**EXERCISE DESCRIPTION:** Type out the records that follow, exactly as given.

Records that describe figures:
↓↓↓

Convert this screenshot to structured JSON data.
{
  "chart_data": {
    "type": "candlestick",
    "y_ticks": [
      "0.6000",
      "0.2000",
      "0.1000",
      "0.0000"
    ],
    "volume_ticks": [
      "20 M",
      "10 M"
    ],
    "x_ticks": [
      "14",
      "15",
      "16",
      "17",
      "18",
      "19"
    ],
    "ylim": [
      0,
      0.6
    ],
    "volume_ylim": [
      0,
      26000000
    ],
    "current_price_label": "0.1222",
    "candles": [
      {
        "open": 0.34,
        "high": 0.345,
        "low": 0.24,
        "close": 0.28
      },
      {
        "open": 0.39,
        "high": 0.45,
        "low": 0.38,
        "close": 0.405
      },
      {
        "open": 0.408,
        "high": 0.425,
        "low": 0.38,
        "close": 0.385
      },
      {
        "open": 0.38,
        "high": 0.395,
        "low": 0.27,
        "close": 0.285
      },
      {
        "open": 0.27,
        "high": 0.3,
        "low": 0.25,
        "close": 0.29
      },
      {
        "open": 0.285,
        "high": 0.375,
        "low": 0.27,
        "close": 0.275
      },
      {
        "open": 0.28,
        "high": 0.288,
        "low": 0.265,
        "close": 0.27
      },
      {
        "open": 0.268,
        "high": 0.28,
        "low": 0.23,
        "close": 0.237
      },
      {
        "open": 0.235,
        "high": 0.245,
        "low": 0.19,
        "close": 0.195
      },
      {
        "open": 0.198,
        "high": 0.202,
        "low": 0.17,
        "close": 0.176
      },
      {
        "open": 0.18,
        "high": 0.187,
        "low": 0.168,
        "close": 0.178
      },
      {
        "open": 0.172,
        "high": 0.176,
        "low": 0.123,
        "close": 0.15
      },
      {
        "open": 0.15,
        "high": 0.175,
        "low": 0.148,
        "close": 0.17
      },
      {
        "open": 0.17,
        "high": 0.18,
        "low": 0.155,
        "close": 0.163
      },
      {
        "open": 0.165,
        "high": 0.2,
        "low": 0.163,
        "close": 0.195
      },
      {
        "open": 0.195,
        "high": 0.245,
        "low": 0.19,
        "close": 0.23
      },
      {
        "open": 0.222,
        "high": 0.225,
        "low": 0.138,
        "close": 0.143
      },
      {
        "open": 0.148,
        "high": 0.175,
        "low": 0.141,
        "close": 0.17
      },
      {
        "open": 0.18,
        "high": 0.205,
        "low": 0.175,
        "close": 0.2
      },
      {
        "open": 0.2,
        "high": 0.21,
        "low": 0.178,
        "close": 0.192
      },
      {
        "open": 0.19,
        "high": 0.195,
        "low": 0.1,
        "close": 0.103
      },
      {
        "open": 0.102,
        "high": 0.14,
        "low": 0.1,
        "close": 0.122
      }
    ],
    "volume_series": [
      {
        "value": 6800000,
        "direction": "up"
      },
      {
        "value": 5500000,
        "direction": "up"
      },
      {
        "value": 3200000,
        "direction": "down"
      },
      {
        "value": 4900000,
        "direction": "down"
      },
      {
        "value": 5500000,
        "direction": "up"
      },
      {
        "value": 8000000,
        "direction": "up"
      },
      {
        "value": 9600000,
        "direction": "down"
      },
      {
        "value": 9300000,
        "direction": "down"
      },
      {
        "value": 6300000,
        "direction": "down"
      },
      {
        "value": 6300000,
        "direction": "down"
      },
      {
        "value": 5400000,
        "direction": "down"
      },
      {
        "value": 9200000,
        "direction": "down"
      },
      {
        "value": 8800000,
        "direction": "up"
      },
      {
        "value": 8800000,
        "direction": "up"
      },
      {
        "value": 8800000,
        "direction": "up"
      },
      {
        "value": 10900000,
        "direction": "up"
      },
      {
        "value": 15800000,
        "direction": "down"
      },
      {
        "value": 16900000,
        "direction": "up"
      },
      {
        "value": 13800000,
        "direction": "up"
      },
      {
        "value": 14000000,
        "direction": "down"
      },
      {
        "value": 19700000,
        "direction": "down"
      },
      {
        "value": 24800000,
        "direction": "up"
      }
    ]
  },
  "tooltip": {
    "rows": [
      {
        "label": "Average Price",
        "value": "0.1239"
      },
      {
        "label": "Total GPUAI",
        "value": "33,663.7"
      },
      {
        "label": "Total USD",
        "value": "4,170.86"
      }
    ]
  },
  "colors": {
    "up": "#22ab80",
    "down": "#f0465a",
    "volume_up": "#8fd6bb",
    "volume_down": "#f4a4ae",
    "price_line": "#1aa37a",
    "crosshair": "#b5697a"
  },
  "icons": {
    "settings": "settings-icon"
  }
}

↑↑↑

**SOLUTION FOR THIS TASK:**
Convert this screenshot to structured JSON data.
{
  "chart_data": {
    "type": "candlestick",
    "y_ticks": [
      "0.6000",
      "0.2000",
      "0.1000",
      "0.0000"
    ],
    "volume_ticks": [
      "20 M",
      "10 M"
    ],
    "x_ticks": [
      "14",
      "15",
      "16",
      "17",
      "18",
      "19"
    ],
    "ylim": [
      0,
      0.6
    ],
    "volume_ylim": [
      0,
      26000000
    ],
    "current_price_label": "0.1222",
    "candles": [
      {
        "open": 0.34,
        "high": 0.345,
        "low": 0.24,
        "close": 0.28
      },
      {
        "open": 0.39,
        "high": 0.45,
        "low": 0.38,
        "close": 0.405
      },
      {
        "open": 0.408,
        "high": 0.425,
        "low": 0.38,
        "close": 0.385
      },
      {
        "open": 0.38,
        "high": 0.395,
        "low": 0.27,
        "close": 0.285
      },
      {
        "open": 0.27,
        "high": 0.3,
        "low": 0.25,
        "close": 0.29
      },
      {
        "open": 0.285,
        "high": 0.375,
        "low": 0.27,
        "close": 0.275
      },
      {
        "open": 0.28,
        "high": 0.288,
        "low": 0.265,
        "close": 0.27
      },
      {
        "open": 0.268,
        "high": 0.28,
        "low": 0.23,
        "close": 0.237
      },
      {
        "open": 0.235,
        "high": 0.245,
        "low": 0.19,
        "close": 0.195
      },
      {
        "open": 0.198,
        "high": 0.202,
        "low": 0.17,
        "close": 0.176
      },
      {
        "open": 0.18,
        "high": 0.187,
        "low": 0.168,
        "close": 0.178
      },
      {
        "open": 0.172,
        "high": 0.176,
        "low": 0.123,
        "close": 0.15
      },
      {
        "open": 0.15,
        "high": 0.175,
        "low": 0.148,
        "close": 0.17
      },
      {
        "open": 0.17,
        "high": 0.18,
        "low": 0.155,
        "close": 0.163
      },
      {
        "open": 0.165,
        "high": 0.2,
        "low": 0.163,
        "close": 0.195
      },
      {
        "open": 0.195,
        "high": 0.245,
        "low": 0.19,
        "close": 0.23
      },
      {
        "open": 0.222,
        "high": 0.225,
        "low": 0.138,
        "close": 0.143
      },
      {
        "open": 0.148,
        "high": 0.175,
        "low": 0.141,
        "close": 0.17
      },
      {
        "open": 0.18,
        "high": 0.205,
        "low": 0.175,
        "close": 0.2
      },
      {
        "open": 0.2,
        "high": 0.21,
        "low": 0.178,
        "close": 0.192
      },
      {
        "open": 0.19,
        "high": 0.195,
        "low": 0.1,
        "close": 0.103
      },
      {
        "open": 0.102,
        "high": 0.14,
        "low": 0.1,
        "close": 0.122
      }
    ],
    "volume_series": [
      {
        "value": 6800000,
        "direction": "up"
      },
      {
        "value": 5500000,
        "direction": "up"
      },
      {
        "value": 3200000,
        "direction": "down"
      },
      {
        "value": 4900000,
        "direction": "down"
      },
      {
        "value": 5500000,
        "direction": "up"
      },
      {
        "value": 8000000,
        "direction": "up"
      },
      {
        "value": 9600000,
        "direction": "down"
      },
      {
        "value": 9300000,
        "direction": "down"
      },
      {
        "value": 6300000,
        "direction": "down"
      },
      {
        "value": 6300000,
        "direction": "down"
      },
      {
        "value": 5400000,
        "direction": "down"
      },
      {
        "value": 9200000,
        "direction": "down"
      },
      {
        "value": 8800000,
        "direction": "up"
      },
      {
        "value": 8800000,
        "direction": "up"
      },
      {
        "value": 8800000,
        "direction": "up"
      },
      {
        "value": 10900000,
        "direction": "up"
      },
      {
        "value": 15800000,
        "direction": "down"
      },
      {
        "value": 16900000,
        "direction": "up"
      },
      {
        "value": 13800000,
        "direction": "up"
      },
      {
        "value": 14000000,
        "direction": "down"
      },
      {
        "value": 19700000,
        "direction": "down"
      },
      {
        "value": 24800000,
        "direction": "up"
      }
    ]
  },
  "tooltip": {
    "rows": [
      {
        "label": "Average Price",
        "value": "0.1239"
      },
      {
        "label": "Total GPUAI",
        "value": "33,663.7"
      },
      {
        "label": "Total USD",
        "value": "4,170.86"
      }
    ]
  },
  "colors": {
    "up": "#22ab80",
    "down": "#f0465a",
    "volume_up": "#8fd6bb",
    "volume_down": "#f4a4ae",
    "price_line": "#1aa37a",
    "crosshair": "#b5697a"
  },
  "icons": {
    "settings": "settings-icon"
  }
}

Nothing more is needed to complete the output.